WHAT IS NEEDED.
Collect all the lines that mention the word "this".
BEGIN
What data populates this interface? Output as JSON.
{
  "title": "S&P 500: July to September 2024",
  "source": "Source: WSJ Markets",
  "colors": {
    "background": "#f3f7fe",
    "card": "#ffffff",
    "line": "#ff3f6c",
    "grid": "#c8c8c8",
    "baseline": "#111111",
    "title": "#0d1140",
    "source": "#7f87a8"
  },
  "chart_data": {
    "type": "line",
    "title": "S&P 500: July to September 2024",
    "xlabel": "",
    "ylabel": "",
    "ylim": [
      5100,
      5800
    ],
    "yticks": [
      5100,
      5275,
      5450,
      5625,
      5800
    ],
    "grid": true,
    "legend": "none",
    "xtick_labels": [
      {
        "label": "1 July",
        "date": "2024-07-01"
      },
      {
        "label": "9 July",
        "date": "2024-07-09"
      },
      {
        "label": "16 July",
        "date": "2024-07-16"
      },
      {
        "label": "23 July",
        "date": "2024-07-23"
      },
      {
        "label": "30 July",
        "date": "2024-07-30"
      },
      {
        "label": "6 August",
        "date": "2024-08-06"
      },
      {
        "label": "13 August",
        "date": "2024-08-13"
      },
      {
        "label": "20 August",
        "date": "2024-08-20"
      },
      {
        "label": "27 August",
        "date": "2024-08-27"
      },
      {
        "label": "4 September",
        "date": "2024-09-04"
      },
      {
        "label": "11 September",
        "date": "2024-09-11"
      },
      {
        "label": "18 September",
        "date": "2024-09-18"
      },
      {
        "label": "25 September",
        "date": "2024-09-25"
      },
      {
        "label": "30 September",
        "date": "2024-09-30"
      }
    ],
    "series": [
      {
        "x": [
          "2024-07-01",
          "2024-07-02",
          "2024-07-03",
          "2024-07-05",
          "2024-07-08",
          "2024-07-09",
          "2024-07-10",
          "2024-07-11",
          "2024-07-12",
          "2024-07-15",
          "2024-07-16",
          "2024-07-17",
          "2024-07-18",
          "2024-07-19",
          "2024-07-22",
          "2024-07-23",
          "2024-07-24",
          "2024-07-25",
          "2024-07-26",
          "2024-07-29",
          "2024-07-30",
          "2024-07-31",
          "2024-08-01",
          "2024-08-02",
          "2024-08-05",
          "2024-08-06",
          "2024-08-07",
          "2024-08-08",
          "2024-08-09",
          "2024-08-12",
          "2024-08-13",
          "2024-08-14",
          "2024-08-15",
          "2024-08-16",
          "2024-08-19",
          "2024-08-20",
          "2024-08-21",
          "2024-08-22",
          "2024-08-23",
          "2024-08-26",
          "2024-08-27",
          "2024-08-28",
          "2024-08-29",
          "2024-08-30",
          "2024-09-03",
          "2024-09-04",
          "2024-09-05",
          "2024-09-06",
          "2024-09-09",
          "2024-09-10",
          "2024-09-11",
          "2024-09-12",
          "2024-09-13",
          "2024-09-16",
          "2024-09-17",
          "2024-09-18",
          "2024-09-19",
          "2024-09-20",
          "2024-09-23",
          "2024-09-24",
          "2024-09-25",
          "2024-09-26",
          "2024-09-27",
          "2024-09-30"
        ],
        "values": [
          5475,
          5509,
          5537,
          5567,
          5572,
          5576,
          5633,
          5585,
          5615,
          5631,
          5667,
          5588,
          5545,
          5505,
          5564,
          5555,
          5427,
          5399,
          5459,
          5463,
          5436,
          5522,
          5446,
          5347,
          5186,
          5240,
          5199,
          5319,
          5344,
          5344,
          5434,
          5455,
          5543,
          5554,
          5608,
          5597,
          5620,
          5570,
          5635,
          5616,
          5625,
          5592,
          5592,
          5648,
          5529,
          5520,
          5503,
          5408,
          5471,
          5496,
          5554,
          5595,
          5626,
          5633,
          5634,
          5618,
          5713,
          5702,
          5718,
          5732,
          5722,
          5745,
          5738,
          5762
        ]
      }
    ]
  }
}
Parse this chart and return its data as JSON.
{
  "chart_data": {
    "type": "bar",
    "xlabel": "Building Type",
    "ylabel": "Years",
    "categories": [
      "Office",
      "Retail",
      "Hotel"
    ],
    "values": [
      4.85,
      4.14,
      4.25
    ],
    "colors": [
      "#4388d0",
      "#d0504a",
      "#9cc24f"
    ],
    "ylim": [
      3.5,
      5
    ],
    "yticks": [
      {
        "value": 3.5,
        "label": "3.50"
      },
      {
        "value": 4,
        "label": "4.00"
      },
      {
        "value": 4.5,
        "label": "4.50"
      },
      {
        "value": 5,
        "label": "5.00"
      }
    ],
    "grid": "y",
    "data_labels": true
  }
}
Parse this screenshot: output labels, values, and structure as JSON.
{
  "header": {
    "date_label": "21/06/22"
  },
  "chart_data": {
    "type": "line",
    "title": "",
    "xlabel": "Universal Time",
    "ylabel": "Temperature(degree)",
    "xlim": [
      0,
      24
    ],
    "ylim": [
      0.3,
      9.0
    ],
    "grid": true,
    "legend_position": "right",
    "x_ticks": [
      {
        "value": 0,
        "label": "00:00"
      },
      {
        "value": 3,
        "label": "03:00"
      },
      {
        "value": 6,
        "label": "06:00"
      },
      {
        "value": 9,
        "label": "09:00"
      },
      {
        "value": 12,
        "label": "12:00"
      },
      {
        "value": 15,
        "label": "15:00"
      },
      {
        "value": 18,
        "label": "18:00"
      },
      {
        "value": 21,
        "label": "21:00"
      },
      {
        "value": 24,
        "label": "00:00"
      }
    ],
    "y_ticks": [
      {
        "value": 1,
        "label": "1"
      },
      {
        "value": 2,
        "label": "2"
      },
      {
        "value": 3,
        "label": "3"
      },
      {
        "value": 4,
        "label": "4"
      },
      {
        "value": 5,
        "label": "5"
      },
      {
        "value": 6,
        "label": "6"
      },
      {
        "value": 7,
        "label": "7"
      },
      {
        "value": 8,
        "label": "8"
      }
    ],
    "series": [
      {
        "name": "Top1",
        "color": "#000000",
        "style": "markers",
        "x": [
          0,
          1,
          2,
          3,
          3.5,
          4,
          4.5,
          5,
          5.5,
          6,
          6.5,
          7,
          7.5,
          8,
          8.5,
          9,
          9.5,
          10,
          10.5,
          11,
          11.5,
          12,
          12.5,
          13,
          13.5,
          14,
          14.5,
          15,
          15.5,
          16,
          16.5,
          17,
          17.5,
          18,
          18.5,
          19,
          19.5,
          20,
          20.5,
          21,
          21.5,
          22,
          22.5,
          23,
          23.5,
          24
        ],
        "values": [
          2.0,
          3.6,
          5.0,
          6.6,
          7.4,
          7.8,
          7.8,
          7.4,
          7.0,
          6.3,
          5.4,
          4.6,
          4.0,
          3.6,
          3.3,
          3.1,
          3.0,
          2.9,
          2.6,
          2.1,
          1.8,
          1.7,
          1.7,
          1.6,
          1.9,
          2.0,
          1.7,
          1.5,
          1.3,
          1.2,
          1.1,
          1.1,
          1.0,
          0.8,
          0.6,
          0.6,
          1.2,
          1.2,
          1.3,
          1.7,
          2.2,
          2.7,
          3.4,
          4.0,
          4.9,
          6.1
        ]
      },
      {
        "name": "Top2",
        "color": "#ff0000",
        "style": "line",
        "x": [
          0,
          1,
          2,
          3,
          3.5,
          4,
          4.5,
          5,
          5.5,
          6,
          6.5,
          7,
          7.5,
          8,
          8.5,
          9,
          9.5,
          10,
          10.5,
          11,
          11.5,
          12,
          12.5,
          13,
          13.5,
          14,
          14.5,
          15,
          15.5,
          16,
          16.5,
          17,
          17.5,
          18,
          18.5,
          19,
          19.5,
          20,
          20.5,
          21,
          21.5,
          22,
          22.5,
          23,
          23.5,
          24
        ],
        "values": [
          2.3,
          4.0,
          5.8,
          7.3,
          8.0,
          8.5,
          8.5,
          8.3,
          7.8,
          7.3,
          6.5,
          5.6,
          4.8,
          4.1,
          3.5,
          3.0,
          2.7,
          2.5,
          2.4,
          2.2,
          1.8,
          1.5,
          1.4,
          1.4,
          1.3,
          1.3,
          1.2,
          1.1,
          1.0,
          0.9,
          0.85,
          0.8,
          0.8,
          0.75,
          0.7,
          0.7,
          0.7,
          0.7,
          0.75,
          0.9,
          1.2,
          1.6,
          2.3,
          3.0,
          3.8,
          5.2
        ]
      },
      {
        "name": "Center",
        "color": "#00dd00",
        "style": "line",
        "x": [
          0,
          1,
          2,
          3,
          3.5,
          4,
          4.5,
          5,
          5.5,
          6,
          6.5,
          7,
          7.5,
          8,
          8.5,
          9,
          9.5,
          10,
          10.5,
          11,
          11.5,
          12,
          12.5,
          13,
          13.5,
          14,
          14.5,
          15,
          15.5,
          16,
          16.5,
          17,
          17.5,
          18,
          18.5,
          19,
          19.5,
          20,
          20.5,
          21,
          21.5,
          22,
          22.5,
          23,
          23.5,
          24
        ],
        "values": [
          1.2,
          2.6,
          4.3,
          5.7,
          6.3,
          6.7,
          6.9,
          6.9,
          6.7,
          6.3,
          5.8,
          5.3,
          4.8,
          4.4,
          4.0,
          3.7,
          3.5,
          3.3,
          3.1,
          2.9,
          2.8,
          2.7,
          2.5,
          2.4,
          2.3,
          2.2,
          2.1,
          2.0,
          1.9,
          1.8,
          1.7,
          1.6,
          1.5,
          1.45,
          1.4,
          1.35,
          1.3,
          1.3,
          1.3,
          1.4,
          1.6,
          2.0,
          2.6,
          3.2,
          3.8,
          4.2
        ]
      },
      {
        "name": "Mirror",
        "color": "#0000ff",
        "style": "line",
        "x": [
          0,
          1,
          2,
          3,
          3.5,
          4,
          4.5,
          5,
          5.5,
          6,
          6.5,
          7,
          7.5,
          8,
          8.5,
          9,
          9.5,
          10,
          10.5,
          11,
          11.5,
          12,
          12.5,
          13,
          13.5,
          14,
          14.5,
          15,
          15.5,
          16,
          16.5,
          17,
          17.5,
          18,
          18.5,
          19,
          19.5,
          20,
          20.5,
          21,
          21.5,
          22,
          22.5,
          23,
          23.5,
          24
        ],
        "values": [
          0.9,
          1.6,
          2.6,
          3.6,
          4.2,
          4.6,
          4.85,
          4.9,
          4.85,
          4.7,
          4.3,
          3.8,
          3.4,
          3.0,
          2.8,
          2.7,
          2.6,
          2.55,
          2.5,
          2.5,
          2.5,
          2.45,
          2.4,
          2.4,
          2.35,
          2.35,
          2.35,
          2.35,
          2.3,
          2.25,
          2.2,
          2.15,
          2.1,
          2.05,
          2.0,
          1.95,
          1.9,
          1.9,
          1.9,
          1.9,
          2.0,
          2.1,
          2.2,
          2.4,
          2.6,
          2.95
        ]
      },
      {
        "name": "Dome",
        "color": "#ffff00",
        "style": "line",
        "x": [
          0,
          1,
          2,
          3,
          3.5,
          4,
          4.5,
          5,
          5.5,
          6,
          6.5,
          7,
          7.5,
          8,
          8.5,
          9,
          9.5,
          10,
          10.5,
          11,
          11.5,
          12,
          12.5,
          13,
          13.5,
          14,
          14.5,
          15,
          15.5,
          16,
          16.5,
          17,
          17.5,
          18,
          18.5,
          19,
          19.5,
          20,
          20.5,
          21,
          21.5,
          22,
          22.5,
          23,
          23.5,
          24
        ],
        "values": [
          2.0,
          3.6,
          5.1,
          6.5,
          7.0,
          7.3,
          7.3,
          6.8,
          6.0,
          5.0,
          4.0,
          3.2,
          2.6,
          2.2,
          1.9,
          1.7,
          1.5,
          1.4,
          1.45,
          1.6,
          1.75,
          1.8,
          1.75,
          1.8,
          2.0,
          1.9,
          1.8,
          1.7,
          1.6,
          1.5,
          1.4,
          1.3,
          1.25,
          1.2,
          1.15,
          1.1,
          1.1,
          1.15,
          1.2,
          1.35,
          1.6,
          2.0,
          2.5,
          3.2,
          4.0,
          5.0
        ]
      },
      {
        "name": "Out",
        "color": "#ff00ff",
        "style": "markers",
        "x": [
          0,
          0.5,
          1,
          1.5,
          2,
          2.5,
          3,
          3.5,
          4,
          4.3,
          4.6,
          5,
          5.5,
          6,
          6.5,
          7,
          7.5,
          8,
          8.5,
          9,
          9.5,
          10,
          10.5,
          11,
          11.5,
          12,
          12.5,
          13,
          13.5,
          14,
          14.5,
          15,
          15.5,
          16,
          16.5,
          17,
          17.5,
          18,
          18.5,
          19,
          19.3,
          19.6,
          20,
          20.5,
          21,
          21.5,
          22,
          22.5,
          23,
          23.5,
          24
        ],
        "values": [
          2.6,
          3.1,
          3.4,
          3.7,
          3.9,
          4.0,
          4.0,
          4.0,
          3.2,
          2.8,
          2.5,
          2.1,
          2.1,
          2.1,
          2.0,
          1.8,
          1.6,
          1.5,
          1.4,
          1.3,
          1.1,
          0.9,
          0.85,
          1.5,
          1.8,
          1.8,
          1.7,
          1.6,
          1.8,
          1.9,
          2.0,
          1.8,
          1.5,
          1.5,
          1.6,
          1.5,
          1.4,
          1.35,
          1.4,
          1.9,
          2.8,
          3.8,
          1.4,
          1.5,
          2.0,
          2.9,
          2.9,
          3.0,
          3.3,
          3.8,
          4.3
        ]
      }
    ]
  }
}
END
REPLY.
What data populates this interface? Output as JSON.
Parse this chart and return its data as JSON.
Parse this screenshot: output labels, values, and structure as JSON.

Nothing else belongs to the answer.